'''

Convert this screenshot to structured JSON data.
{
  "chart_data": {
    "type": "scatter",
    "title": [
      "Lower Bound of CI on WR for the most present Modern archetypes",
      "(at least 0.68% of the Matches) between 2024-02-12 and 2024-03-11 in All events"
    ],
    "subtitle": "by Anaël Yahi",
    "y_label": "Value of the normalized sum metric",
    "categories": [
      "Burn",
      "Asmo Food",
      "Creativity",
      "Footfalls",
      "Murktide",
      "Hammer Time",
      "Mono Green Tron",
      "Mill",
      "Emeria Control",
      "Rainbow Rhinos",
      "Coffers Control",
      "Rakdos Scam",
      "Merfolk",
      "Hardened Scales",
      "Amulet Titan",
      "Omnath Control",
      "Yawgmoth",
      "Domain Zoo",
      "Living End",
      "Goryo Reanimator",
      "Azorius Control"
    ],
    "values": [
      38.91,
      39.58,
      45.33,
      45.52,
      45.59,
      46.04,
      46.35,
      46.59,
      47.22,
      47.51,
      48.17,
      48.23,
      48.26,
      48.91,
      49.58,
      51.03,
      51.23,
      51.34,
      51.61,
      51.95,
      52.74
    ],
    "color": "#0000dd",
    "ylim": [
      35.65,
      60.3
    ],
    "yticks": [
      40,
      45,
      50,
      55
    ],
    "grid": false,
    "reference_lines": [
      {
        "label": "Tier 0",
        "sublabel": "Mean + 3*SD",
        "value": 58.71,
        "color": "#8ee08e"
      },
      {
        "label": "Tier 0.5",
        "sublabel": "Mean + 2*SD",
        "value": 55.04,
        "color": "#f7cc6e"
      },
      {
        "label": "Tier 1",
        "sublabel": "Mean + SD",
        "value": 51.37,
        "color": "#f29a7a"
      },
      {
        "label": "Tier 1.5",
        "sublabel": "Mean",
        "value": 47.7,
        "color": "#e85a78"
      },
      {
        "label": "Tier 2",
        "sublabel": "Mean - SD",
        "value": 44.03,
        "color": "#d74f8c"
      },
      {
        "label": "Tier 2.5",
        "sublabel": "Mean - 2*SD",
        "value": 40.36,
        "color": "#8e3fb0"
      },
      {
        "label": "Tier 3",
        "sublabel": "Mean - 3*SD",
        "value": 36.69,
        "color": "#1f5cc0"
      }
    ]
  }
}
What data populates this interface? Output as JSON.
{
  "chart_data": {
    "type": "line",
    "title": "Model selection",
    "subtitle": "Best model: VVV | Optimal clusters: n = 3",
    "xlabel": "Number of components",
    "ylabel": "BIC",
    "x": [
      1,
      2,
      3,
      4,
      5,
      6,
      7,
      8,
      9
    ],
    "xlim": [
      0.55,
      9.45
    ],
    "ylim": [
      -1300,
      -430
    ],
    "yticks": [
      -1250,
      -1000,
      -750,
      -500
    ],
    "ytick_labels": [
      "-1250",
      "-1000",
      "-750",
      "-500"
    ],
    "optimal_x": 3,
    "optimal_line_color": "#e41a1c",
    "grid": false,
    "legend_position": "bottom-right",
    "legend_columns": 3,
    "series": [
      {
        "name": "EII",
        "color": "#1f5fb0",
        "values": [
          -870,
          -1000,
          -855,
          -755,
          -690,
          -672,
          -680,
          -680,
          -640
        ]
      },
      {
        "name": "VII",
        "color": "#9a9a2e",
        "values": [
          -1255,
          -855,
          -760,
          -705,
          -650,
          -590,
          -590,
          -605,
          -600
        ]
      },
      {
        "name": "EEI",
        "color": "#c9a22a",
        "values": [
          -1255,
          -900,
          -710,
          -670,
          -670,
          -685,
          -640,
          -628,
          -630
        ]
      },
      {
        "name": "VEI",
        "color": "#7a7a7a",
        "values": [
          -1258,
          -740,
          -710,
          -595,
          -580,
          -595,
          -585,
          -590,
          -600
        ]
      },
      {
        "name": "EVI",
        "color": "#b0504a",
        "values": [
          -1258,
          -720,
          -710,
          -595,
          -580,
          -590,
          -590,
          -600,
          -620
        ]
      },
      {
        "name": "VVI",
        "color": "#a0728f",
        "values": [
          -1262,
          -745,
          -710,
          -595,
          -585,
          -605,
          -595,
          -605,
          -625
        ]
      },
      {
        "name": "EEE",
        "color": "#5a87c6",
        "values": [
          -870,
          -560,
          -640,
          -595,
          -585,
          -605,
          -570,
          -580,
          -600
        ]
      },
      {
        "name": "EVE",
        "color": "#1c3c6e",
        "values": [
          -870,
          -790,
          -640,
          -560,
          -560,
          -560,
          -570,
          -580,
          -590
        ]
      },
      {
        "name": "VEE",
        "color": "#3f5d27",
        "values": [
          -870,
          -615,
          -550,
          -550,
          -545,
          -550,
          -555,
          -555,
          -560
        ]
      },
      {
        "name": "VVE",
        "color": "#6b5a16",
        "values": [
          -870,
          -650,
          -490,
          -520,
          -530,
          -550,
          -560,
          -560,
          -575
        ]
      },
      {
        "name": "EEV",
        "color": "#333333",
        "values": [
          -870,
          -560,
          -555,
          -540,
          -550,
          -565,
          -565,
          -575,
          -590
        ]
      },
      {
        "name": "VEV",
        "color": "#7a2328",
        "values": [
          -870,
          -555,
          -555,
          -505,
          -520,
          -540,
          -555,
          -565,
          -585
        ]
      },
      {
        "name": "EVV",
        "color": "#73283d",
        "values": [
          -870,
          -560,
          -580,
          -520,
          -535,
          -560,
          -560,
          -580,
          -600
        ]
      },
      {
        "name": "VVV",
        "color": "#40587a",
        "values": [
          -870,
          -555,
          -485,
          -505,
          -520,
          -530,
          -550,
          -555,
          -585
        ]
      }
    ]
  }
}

'''

• [Aim of the task]
Identify and copy lines that hold the string "Control".

• [Reply to the task]
      "Emeria Control",
      "Coffers Control",
      "Omnath Control",
      "Azorius Control"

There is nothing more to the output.